_WHAT TO WORK ON:_ Write out the complete material exactly as it stands.
------------------------
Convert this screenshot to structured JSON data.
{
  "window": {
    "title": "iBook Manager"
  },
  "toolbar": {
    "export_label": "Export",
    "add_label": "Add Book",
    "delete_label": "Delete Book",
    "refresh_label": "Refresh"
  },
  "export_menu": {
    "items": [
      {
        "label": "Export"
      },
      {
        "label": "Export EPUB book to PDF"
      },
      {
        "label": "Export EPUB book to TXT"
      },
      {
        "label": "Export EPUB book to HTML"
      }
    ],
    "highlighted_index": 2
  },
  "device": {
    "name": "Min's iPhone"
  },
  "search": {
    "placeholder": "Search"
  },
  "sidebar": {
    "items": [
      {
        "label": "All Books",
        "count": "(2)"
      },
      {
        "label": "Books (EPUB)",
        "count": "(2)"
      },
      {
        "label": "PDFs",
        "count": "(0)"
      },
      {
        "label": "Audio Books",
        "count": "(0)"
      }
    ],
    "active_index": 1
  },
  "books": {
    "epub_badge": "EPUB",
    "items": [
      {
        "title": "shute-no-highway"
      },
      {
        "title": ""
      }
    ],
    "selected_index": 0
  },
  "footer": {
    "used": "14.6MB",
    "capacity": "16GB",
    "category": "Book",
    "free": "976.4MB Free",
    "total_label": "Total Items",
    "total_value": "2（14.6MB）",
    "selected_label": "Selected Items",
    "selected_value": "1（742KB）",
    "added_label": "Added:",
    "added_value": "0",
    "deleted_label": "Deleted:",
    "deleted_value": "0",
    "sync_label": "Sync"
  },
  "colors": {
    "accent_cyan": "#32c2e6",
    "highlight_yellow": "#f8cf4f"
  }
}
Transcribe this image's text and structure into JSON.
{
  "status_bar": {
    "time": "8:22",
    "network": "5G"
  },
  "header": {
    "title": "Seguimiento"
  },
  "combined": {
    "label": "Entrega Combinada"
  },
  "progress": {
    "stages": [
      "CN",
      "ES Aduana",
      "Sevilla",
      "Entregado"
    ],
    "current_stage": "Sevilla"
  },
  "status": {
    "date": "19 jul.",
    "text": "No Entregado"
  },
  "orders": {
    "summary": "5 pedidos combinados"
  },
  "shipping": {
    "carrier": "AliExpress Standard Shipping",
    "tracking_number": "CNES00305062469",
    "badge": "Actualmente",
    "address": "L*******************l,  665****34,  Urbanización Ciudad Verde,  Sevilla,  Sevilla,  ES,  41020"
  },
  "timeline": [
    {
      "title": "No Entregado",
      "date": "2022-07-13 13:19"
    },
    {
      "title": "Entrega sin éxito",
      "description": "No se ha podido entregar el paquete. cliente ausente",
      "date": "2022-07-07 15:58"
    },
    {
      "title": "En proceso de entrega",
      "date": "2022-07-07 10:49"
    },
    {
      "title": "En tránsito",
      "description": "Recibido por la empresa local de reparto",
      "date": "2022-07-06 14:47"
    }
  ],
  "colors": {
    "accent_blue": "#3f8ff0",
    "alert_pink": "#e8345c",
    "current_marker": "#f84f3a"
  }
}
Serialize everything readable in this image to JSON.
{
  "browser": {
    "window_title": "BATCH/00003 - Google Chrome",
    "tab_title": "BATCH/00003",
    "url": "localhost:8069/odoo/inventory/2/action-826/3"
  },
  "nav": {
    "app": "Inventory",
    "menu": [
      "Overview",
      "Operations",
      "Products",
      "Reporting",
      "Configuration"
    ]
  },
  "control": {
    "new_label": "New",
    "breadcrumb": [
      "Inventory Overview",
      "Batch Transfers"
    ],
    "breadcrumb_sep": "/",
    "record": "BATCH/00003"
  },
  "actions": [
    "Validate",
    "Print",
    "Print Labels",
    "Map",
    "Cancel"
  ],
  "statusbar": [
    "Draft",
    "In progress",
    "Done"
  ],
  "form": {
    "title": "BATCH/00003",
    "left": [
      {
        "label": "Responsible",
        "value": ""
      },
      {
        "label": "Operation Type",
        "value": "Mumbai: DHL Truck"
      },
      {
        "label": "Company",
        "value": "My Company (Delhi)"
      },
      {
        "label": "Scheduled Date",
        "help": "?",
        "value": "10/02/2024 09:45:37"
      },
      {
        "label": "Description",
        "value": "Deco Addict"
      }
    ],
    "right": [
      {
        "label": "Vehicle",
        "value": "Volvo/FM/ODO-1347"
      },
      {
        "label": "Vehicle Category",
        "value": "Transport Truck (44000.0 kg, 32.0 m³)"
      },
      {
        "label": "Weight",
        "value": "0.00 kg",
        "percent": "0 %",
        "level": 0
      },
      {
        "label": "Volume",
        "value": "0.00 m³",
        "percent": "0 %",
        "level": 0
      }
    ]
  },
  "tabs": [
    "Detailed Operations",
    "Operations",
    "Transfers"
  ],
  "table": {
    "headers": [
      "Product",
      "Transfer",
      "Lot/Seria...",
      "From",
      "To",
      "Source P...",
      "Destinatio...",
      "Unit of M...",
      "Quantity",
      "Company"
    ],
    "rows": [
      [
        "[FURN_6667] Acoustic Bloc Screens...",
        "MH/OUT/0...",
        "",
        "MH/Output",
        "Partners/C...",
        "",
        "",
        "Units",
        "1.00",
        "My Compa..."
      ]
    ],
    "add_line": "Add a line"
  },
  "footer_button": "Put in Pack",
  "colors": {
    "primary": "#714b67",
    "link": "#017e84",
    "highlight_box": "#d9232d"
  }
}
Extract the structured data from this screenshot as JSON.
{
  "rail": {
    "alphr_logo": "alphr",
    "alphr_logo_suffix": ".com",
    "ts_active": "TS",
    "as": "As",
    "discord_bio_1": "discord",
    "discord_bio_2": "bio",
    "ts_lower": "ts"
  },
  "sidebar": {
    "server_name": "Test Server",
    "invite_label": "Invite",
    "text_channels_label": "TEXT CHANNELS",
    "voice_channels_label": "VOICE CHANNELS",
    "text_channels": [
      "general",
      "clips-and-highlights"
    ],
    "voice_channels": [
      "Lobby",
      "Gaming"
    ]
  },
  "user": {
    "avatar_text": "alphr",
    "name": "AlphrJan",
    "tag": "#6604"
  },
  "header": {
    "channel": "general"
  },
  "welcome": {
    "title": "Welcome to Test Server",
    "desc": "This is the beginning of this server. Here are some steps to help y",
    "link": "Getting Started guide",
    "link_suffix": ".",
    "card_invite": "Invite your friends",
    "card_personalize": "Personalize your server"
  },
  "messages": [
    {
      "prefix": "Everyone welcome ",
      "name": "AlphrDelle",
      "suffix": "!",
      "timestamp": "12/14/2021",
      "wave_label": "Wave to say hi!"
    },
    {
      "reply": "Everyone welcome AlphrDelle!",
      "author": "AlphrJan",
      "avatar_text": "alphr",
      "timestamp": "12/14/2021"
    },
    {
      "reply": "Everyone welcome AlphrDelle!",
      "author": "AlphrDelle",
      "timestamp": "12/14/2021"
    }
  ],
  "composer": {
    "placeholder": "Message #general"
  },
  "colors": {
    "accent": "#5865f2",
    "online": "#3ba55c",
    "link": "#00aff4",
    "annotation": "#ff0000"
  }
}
------------------------
_THE ANSWER:_
Convert this screenshot to structured JSON data.
{
  "window": {
    "title": "iBook Manager"
  },
  "toolbar": {
    "export_label": "Export",
    "add_label": "Add Book",
    "delete_label": "Delete Book",
    "refresh_label": "Refresh"
  },
  "export_menu": {
    "items": [
      {
        "label": "Export"
      },
      {
        "label": "Export EPUB book to PDF"
      },
      {
        "label": "Export EPUB book to TXT"
      },
      {
        "label": "Export EPUB book to HTML"
      }
    ],
    "highlighted_index": 2
  },
  "device": {
    "name": "Min's iPhone"
  },
  "search": {
    "placeholder": "Search"
  },
  "sidebar": {
    "items": [
      {
        "label": "All Books",
        "count": "(2)"
      },
      {
        "label": "Books (EPUB)",
        "count": "(2)"
      },
      {
        "label": "PDFs",
        "count": "(0)"
      },
      {
        "label": "Audio Books",
        "count": "(0)"
      }
    ],
    "active_index": 1
  },
  "books": {
    "epub_badge": "EPUB",
    "items": [
      {
        "title": "shute-no-highway"
      },
      {
        "title": ""
      }
    ],
    "selected_index": 0
  },
  "footer": {
    "used": "14.6MB",
    "capacity": "16GB",
    "category": "Book",
    "free": "976.4MB Free",
    "total_label": "Total Items",
    "total_value": "2（14.6MB）",
    "selected_label": "Selected Items",
    "selected_value": "1（742KB）",
    "added_label": "Added:",
    "added_value": "0",
    "deleted_label": "Deleted:",
    "deleted_value": "0",
    "sync_label": "Sync"
  },
  "colors": {
    "accent_cyan": "#32c2e6",
    "highlight_yellow": "#f8cf4f"
  }
}
Transcribe this image's text and structure into JSON.
{
  "status_bar": {
    "time": "8:22",
    "network": "5G"
  },
  "header": {
    "title": "Seguimiento"
  },
  "combined": {
    "label": "Entrega Combinada"
  },
  "progress": {
    "stages": [
      "CN",
      "ES Aduana",
      "Sevilla",
      "Entregado"
    ],
    "current_stage": "Sevilla"
  },
  "status": {
    "date": "19 jul.",
    "text": "No Entregado"
  },
  "orders": {
    "summary": "5 pedidos combinados"
  },
  "shipping": {
    "carrier": "AliExpress Standard Shipping",
    "tracking_number": "CNES00305062469",
    "badge": "Actualmente",
    "address": "L*******************l,  665****34,  Urbanización Ciudad Verde,  Sevilla,  Sevilla,  ES,  41020"
  },
  "timeline": [
    {
      "title": "No Entregado",
      "date": "2022-07-13 13:19"
    },
    {
      "title": "Entrega sin éxito",
      "description": "No se ha podido entregar el paquete. cliente ausente",
      "date": "2022-07-07 15:58"
    },
    {
      "title": "En proceso de entrega",
      "date": "2022-07-07 10:49"
    },
    {
      "title": "En tránsito",
      "description": "Recibido por la empresa local de reparto",
      "date": "2022-07-06 14:47"
    }
  ],
  "colors": {
    "accent_blue": "#3f8ff0",
    "alert_pink": "#e8345c",
    "current_marker": "#f84f3a"
  }
}
Serialize everything readable in this image to JSON.
{
  "browser": {
    "window_title": "BATCH/00003 - Google Chrome",
    "tab_title": "BATCH/00003",
    "url": "localhost:8069/odoo/inventory/2/action-826/3"
  },
  "nav": {
    "app": "Inventory",
    "menu": [
      "Overview",
      "Operations",
      "Products",
      "Reporting",
      "Configuration"
    ]
  },
  "control": {
    "new_label": "New",
    "breadcrumb": [
      "Inventory Overview",
      "Batch Transfers"
    ],
    "breadcrumb_sep": "/",
    "record": "BATCH/00003"
  },
  "actions": [
    "Validate",
    "Print",
    "Print Labels",
    "Map",
    "Cancel"
  ],
  "statusbar": [
    "Draft",
    "In progress",
    "Done"
  ],
  "form": {
    "title": "BATCH/00003",
    "left": [
      {
        "label": "Responsible",
        "value": ""
      },
      {
        "label": "Operation Type",
        "value": "Mumbai: DHL Truck"
      },
      {
        "label": "Company",
        "value": "My Company (Delhi)"
      },
      {
        "label": "Scheduled Date",
        "help": "?",
        "value": "10/02/2024 09:45:37"
      },
      {
        "label": "Description",
        "value": "Deco Addict"
      }
    ],
    "right": [
      {
        "label": "Vehicle",
        "value": "Volvo/FM/ODO-1347"
      },
      {
        "label": "Vehicle Category",
        "value": "Transport Truck (44000.0 kg, 32.0 m³)"
      },
      {
        "label": "Weight",
        "value": "0.00 kg",
        "percent": "0 %",
        "level": 0
      },
      {
        "label": "Volume",
        "value": "0.00 m³",
        "percent": "0 %",
        "level": 0
      }
    ]
  },
  "tabs": [
    "Detailed Operations",
    "Operations",
    "Transfers"
  ],
  "table": {
    "headers": [
      "Product",
      "Transfer",
      "Lot/Seria...",
      "From",
      "To",
      "Source P...",
      "Destinatio...",
      "Unit of M...",
      "Quantity",
      "Company"
    ],
    "rows": [
      [
        "[FURN_6667] Acoustic Bloc Screens...",
        "MH/OUT/0...",
        "",
        "MH/Output",
        "Partners/C...",
        "",
        "",
        "Units",
        "1.00",
        "My Compa..."
      ]
    ],
    "add_line": "Add a line"
  },
  "footer_button": "Put in Pack",
  "colors": {
    "primary": "#714b67",
    "link": "#017e84",
    "highlight_box": "#d9232d"
  }
}
Extract the structured data from this screenshot as JSON.
{
  "rail": {
    "alphr_logo": "alphr",
    "alphr_logo_suffix": ".com",
    "ts_active": "TS",
    "as": "As",
    "discord_bio_1": "discord",
    "discord_bio_2": "bio",
    "ts_lower": "ts"
  },
  "sidebar": {
    "server_name": "Test Server",
    "invite_label": "Invite",
    "text_channels_label": "TEXT CHANNELS",
    "voice_channels_label": "VOICE CHANNELS",
    "text_channels": [
      "general",
      "clips-and-highlights"
    ],
    "voice_channels": [
      "Lobby",
      "Gaming"
    ]
  },
  "user": {
    "avatar_text": "alphr",
    "name": "AlphrJan",
    "tag": "#6604"
  },
  "header": {
    "channel": "general"
  },
  "welcome": {
    "title": "Welcome to Test Server",
    "desc": "This is the beginning of this server. Here are some steps to help y",
    "link": "Getting Started guide",
    "link_suffix": ".",
    "card_invite": "Invite your friends",
    "card_personalize": "Personalize your server"
  },
  "messages": [
    {
      "prefix": "Everyone welcome ",
      "name": "AlphrDelle",
      "suffix": "!",
      "timestamp": "12/14/2021",
      "wave_label": "Wave to say hi!"
    },
    {
      "reply": "Everyone welcome AlphrDelle!",
      "author": "AlphrJan",
      "avatar_text": "alphr",
      "timestamp": "12/14/2021"
    },
    {
      "reply": "Everyone welcome AlphrDelle!",
      "author": "AlphrDelle",
      "timestamp": "12/14/2021"
    }
  ],
  "composer": {
    "placeholder": "Message #general"
  },
  "colors": {
    "accent": "#5865f2",
    "online": "#3ba55c",
    "link": "#00aff4",
    "annotation": "#ff0000"
  }
}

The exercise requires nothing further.